Excerto do documento:
━━━━━━━━

O número de queixas por assédio moral no local de trabalho têm vindo a crescer nos últimos anos, apesar de as vítimas «terem mais medo» de denunciar essas situações em tempo de crise, foi revelado nesta quinta-feira.

«A crise tem influenciado as situações de assédio moral», disse à agência Lusa a diretora do Centro Local do Mondego da Autoridade para as Condições de Trabalho (ACT), Maria de Lurdes Padrão.

Corroborando as visões de outros especialistas que intervieram no seminário «Assédio moral - Caminhos estreitos», na Escola Superior de Tecnologia da Saúde de Coimbra, aquela responsável afirmou que a atual crise «tem servido para muita coisa» nos ambientes de trabalho.

━━━━━━━━

Material fornecido:
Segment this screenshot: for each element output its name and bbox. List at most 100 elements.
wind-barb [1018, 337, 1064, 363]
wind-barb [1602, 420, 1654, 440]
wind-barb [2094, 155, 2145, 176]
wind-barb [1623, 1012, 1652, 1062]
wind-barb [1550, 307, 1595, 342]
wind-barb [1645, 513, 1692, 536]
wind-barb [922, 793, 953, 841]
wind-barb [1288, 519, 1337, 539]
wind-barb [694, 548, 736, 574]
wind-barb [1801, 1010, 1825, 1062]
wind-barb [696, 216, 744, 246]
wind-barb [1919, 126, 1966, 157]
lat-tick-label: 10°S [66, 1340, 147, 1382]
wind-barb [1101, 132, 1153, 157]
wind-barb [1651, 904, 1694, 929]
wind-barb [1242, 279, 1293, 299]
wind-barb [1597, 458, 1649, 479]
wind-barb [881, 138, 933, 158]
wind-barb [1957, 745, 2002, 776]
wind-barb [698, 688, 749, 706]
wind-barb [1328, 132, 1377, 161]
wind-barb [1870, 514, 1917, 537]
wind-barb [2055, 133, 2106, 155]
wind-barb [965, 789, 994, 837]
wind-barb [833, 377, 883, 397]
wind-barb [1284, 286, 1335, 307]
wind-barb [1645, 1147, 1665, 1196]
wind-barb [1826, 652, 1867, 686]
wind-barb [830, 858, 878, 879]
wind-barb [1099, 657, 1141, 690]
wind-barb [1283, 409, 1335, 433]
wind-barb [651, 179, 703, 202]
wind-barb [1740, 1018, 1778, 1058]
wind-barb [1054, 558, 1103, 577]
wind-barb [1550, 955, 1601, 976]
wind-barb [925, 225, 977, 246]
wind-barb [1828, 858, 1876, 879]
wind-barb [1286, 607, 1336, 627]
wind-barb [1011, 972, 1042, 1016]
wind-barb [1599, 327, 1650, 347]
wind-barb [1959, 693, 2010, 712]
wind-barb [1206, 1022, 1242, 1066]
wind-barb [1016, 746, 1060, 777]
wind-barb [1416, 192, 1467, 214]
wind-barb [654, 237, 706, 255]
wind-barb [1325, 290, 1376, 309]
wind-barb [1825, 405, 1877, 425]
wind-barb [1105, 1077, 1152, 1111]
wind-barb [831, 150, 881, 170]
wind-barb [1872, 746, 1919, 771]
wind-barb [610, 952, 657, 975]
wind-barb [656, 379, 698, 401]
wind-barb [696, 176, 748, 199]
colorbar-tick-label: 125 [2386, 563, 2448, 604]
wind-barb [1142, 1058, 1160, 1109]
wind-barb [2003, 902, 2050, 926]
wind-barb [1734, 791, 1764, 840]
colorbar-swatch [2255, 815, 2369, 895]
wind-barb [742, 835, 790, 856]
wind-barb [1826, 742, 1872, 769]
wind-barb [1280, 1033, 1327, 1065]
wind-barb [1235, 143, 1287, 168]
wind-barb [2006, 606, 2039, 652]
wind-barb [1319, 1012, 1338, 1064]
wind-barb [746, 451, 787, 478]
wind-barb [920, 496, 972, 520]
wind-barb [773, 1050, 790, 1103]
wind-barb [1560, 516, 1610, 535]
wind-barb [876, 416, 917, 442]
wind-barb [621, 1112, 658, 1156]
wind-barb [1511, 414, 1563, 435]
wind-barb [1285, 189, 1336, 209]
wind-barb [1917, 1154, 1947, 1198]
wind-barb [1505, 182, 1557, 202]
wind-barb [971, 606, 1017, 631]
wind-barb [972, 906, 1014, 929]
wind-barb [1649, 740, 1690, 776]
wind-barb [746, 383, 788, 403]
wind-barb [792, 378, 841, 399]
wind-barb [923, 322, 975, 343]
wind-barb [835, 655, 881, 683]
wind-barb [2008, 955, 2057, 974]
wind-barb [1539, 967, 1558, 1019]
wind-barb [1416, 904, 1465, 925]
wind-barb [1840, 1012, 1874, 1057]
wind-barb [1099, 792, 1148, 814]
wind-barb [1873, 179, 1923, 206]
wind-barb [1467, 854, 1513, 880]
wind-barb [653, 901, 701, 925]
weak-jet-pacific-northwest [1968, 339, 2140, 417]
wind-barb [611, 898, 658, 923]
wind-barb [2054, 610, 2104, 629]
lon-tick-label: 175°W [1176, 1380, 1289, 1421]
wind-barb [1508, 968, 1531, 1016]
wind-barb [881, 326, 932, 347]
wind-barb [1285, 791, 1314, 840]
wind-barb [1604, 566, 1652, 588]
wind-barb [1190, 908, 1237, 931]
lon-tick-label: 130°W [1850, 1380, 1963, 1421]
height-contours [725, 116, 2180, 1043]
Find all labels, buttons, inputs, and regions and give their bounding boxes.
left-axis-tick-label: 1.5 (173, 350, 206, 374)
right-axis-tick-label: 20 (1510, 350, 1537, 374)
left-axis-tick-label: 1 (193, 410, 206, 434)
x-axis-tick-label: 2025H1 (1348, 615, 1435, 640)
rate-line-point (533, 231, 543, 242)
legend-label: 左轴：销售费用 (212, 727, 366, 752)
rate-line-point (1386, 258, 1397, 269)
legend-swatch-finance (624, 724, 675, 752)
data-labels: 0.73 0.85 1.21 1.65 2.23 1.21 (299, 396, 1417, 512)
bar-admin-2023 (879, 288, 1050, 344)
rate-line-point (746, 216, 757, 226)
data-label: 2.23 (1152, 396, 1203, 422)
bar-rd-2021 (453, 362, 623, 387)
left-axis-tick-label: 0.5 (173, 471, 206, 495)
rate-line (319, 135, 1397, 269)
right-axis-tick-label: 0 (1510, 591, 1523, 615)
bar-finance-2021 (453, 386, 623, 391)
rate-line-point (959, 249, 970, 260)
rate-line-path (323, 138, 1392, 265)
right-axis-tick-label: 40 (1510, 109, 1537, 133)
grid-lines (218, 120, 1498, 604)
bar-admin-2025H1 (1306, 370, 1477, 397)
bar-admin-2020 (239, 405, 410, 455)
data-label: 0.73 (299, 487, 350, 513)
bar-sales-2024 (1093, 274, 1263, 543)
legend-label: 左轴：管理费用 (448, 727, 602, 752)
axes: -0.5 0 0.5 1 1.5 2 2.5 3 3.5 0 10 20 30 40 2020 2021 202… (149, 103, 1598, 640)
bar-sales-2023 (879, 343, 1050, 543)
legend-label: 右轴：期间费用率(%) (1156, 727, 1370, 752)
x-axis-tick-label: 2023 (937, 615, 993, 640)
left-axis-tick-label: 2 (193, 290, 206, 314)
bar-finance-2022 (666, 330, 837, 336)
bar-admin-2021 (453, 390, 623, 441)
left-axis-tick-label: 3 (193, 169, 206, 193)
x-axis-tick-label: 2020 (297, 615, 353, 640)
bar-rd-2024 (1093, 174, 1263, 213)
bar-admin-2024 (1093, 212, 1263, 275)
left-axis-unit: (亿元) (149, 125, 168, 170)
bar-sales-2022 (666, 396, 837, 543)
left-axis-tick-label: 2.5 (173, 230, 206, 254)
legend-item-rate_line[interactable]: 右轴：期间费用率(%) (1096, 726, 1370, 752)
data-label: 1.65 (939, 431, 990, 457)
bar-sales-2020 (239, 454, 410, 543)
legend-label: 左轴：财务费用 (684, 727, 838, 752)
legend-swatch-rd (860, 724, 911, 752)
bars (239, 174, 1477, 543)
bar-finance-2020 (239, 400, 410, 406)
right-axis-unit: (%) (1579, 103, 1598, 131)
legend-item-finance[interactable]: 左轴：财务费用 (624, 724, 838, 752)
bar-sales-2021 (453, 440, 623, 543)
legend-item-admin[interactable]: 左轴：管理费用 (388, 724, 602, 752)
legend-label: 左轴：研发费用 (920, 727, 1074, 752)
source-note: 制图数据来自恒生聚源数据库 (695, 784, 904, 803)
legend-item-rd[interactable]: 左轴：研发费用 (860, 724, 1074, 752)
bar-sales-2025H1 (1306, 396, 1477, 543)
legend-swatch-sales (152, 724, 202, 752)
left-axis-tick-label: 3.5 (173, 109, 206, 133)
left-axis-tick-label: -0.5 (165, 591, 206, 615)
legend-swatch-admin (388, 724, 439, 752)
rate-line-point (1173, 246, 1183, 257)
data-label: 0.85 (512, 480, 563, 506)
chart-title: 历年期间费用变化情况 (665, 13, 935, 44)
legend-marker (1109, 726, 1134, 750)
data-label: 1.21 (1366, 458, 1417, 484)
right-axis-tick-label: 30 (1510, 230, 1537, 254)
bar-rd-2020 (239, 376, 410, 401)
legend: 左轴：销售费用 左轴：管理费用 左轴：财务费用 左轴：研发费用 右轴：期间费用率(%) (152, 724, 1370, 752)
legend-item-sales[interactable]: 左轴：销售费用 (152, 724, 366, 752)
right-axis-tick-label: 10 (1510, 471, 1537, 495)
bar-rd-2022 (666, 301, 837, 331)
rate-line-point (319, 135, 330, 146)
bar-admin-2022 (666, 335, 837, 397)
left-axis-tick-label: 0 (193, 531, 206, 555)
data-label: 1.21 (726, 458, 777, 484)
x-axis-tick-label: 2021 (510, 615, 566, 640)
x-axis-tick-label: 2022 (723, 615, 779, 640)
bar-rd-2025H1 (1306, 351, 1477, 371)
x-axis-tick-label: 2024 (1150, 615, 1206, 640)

━━━━━━━━

Questões sobre o material:
(a) Na notícia sobre assédio moral, copie o trecho entre «O número de» e «de Lurdes Padrão.», inclusive, trocando «crise» por «recessão».
(b) Indique todos os trechos que a notícia sobre assédio moral coloca entre aspas angulares (« »).
As linhas provêm de outra fonte.

Soluções por tarefa:
(a)
O número de queixas por assédio moral no local de trabalho têm vindo a crescer nos últimos anos, apesar de as vítimas «terem mais medo» de denunciar essas situações em tempo de recessão, foi revelado nesta quinta-feira.

«A recessão tem influenciado as situações de assédio moral», disse à agência Lusa a diretora do Centro Local do Mondego da Autoridade para as Condições de Trabalho (ACT), Maria de Lurdes Padrão.

(b)
- terem mais medo
- A crise tem influenciado as situações de assédio moral
- Assédio moral - Caminhos estreitos
- tem servido para muita coisa